= Objective =
Repeat everything in the material exactly.

Stored data

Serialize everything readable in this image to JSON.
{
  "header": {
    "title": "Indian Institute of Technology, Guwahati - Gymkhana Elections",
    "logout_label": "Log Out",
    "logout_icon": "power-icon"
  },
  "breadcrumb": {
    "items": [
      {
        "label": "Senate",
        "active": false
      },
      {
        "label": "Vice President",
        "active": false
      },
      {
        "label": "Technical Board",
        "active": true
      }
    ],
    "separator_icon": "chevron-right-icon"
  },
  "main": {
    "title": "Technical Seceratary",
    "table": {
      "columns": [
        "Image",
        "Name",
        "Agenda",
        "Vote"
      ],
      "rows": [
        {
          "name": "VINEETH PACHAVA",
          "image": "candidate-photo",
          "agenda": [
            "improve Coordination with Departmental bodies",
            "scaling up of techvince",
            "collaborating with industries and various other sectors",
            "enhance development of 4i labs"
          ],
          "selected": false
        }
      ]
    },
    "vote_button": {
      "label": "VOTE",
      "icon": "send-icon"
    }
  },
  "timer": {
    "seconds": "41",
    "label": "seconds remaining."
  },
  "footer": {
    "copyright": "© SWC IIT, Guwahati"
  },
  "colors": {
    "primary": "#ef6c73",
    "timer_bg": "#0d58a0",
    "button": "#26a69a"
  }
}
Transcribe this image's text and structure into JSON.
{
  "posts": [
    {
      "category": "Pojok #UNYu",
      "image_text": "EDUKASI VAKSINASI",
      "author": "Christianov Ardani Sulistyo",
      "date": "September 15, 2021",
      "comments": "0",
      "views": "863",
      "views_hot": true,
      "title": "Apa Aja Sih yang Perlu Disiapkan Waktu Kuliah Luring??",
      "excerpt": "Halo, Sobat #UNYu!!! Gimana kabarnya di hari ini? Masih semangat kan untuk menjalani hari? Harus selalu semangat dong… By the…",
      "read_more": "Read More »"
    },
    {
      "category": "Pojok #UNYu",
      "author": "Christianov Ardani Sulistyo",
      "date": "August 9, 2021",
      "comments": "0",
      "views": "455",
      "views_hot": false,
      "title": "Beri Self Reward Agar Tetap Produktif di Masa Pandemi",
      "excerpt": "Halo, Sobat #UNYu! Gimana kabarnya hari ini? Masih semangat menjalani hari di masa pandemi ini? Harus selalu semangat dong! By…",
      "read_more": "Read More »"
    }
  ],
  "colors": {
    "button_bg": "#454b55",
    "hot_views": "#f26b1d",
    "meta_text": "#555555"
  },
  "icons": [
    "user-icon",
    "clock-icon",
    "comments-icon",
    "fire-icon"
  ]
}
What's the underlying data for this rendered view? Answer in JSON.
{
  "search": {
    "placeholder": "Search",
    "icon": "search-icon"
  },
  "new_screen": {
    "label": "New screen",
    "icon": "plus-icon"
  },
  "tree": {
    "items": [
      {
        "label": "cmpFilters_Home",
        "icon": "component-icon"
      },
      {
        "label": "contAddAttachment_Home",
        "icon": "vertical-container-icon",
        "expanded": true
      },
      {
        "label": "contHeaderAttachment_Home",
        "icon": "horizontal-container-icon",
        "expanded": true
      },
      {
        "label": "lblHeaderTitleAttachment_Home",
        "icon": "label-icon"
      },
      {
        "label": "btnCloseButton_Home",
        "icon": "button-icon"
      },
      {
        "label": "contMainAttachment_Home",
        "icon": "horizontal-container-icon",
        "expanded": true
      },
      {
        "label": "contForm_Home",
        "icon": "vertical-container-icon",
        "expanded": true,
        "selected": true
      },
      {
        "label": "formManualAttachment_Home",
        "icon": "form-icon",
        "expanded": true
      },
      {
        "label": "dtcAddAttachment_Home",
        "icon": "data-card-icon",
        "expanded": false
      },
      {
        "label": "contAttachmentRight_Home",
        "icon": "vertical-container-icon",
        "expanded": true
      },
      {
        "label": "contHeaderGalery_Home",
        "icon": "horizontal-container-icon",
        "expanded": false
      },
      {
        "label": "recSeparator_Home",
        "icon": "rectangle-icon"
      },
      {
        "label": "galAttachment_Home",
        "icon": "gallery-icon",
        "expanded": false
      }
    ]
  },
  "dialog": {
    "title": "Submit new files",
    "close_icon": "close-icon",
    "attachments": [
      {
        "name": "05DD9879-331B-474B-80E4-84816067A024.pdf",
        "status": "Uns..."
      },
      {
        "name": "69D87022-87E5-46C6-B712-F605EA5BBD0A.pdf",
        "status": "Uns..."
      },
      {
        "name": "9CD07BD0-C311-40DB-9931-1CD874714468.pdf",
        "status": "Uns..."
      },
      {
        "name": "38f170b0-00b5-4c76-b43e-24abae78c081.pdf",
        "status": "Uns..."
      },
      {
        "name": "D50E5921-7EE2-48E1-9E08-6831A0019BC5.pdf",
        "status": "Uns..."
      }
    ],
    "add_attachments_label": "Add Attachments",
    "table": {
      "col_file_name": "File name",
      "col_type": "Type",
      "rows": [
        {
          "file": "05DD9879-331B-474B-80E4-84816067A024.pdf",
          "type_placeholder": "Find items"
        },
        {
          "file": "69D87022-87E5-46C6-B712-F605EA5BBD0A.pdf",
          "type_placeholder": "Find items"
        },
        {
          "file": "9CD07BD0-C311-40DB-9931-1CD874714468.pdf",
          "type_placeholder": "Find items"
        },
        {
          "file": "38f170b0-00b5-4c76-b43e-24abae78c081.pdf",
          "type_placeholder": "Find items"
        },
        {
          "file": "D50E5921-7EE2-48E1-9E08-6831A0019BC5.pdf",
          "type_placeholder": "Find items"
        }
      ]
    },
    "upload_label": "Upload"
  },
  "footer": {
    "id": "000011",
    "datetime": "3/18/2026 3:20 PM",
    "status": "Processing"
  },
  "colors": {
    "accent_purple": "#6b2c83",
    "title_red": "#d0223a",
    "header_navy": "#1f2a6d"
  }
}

= Written answer =
Serialize everything readable in this image to JSON.
{
  "header": {
    "title": "Indian Institute of Technology, Guwahati - Gymkhana Elections",
    "logout_label": "Log Out",
    "logout_icon": "power-icon"
  },
  "breadcrumb": {
    "items": [
      {
        "label": "Senate",
        "active": false
      },
      {
        "label": "Vice President",
        "active": false
      },
      {
        "label": "Technical Board",
        "active": true
      }
    ],
    "separator_icon": "chevron-right-icon"
  },
  "main": {
    "title": "Technical Seceratary",
    "table": {
      "columns": [
        "Image",
        "Name",
        "Agenda",
        "Vote"
      ],
      "rows": [
        {
          "name": "VINEETH PACHAVA",
          "image": "candidate-photo",
          "agenda": [
            "improve Coordination with Departmental bodies",
            "scaling up of techvince",
            "collaborating with industries and various other sectors",
            "enhance development of 4i labs"
          ],
          "selected": false
        }
      ]
    },
    "vote_button": {
      "label": "VOTE",
      "icon": "send-icon"
    }
  },
  "timer": {
    "seconds": "41",
    "label": "seconds remaining."
  },
  "footer": {
    "copyright": "© SWC IIT, Guwahati"
  },
  "colors": {
    "primary": "#ef6c73",
    "timer_bg": "#0d58a0",
    "button": "#26a69a"
  }
}
Transcribe this image's text and structure into JSON.
{
  "posts": [
    {
      "category": "Pojok #UNYu",
      "image_text": "EDUKASI VAKSINASI",
      "author": "Christianov Ardani Sulistyo",
      "date": "September 15, 2021",
      "comments": "0",
      "views": "863",
      "views_hot": true,
      "title": "Apa Aja Sih yang Perlu Disiapkan Waktu Kuliah Luring??",
      "excerpt": "Halo, Sobat #UNYu!!! Gimana kabarnya di hari ini? Masih semangat kan untuk menjalani hari? Harus selalu semangat dong… By the…",
      "read_more": "Read More »"
    },
    {
      "category": "Pojok #UNYu",
      "author": "Christianov Ardani Sulistyo",
      "date": "August 9, 2021",
      "comments": "0",
      "views": "455",
      "views_hot": false,
      "title": "Beri Self Reward Agar Tetap Produktif di Masa Pandemi",
      "excerpt": "Halo, Sobat #UNYu! Gimana kabarnya hari ini? Masih semangat menjalani hari di masa pandemi ini? Harus selalu semangat dong! By…",
      "read_more": "Read More »"
    }
  ],
  "colors": {
    "button_bg": "#454b55",
    "hot_views": "#f26b1d",
    "meta_text": "#555555"
  },
  "icons": [
    "user-icon",
    "clock-icon",
    "comments-icon",
    "fire-icon"
  ]
}
What's the underlying data for this rendered view? Answer in JSON.
{
  "search": {
    "placeholder": "Search",
    "icon": "search-icon"
  },
  "new_screen": {
    "label": "New screen",
    "icon": "plus-icon"
  },
  "tree": {
    "items": [
      {
        "label": "cmpFilters_Home",
        "icon": "component-icon"
      },
      {
        "label": "contAddAttachment_Home",
        "icon": "vertical-container-icon",
        "expanded": true
      },
      {
        "label": "contHeaderAttachment_Home",
        "icon": "horizontal-container-icon",
        "expanded": true
      },
      {
        "label": "lblHeaderTitleAttachment_Home",
        "icon": "label-icon"
      },
      {
        "label": "btnCloseButton_Home",
        "icon": "button-icon"
      },
      {
        "label": "contMainAttachment_Home",
        "icon": "horizontal-container-icon",
        "expanded": true
      },
      {
        "label": "contForm_Home",
        "icon": "vertical-container-icon",
        "expanded": true,
        "selected": true
      },
      {
        "label": "formManualAttachment_Home",
        "icon": "form-icon",
        "expanded": true
      },
      {
        "label": "dtcAddAttachment_Home",
        "icon": "data-card-icon",
        "expanded": false
      },
      {
        "label": "contAttachmentRight_Home",
        "icon": "vertical-container-icon",
        "expanded": true
      },
      {
        "label": "contHeaderGalery_Home",
        "icon": "horizontal-container-icon",
        "expanded": false
      },
      {
        "label": "recSeparator_Home",
        "icon": "rectangle-icon"
      },
      {
        "label": "galAttachment_Home",
        "icon": "gallery-icon",
        "expanded": false
      }
    ]
  },
  "dialog": {
    "title": "Submit new files",
    "close_icon": "close-icon",
    "attachments": [
      {
        "name": "05DD9879-331B-474B-80E4-84816067A024.pdf",
        "status": "Uns..."
      },
      {
        "name": "69D87022-87E5-46C6-B712-F605EA5BBD0A.pdf",
        "status": "Uns..."
      },
      {
        "name": "9CD07BD0-C311-40DB-9931-1CD874714468.pdf",
        "status": "Uns..."
      },
      {
        "name": "38f170b0-00b5-4c76-b43e-24abae78c081.pdf",
        "status": "Uns..."
      },
      {
        "name": "D50E5921-7EE2-48E1-9E08-6831A0019BC5.pdf",
        "status": "Uns..."
      }
    ],
    "add_attachments_label": "Add Attachments",
    "table": {
      "col_file_name": "File name",
      "col_type": "Type",
      "rows": [
        {
          "file": "05DD9879-331B-474B-80E4-84816067A024.pdf",
          "type_placeholder": "Find items"
        },
        {
          "file": "69D87022-87E5-46C6-B712-F605EA5BBD0A.pdf",
          "type_placeholder": "Find items"
        },
        {
          "file": "9CD07BD0-C311-40DB-9931-1CD874714468.pdf",
          "type_placeholder": "Find items"
        },
        {
          "file": "38f170b0-00b5-4c76-b43e-24abae78c081.pdf",
          "type_placeholder": "Find items"
        },
        {
          "file": "D50E5921-7EE2-48E1-9E08-6831A0019BC5.pdf",
          "type_placeholder": "Find items"
        }
      ]
    },
    "upload_label": "Upload"
  },
  "footer": {
    "id": "000011",
    "datetime": "3/18/2026 3:20 PM",
    "status": "Processing"
  },
  "colors": {
    "accent_purple": "#6b2c83",
    "title_red": "#d0223a",
    "header_navy": "#1f2a6d"
  }
}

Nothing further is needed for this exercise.